**** DATA SUPPLIED
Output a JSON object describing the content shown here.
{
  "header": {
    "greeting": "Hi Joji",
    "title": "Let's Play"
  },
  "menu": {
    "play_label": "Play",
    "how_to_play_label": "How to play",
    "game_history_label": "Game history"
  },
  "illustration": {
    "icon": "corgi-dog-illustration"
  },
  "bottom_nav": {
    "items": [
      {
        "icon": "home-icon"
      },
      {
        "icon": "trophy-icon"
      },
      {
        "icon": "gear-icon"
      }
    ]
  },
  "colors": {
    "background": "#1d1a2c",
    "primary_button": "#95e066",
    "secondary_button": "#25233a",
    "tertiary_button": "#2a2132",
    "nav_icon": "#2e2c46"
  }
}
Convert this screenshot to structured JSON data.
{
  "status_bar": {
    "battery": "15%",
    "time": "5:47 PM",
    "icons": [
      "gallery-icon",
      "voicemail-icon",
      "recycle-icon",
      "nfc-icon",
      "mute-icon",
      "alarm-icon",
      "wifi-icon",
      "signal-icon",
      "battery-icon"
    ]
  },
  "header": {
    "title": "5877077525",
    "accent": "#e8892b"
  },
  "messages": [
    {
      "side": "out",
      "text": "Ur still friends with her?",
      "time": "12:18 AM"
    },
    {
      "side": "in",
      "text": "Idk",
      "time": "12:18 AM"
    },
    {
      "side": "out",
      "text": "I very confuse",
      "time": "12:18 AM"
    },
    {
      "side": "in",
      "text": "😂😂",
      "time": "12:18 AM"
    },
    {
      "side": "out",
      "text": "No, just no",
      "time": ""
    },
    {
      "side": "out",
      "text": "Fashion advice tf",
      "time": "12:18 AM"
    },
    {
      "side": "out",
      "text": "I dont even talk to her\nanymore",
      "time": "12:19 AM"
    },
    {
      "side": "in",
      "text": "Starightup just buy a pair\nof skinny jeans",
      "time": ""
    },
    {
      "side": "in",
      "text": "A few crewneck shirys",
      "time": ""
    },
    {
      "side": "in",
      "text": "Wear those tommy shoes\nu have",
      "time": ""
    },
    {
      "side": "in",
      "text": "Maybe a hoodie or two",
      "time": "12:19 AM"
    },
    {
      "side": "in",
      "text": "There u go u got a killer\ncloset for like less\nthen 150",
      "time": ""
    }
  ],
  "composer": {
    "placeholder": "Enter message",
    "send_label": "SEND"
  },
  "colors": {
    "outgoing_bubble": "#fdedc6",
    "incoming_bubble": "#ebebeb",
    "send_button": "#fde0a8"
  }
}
********
* WHAT YOU ARE ASKED TO DO *
Look through the entries above. Extract each line with the word "illustration".

* WORKED ANSWER *
  "illustration": {
    "icon": "corgi-dog-illustration"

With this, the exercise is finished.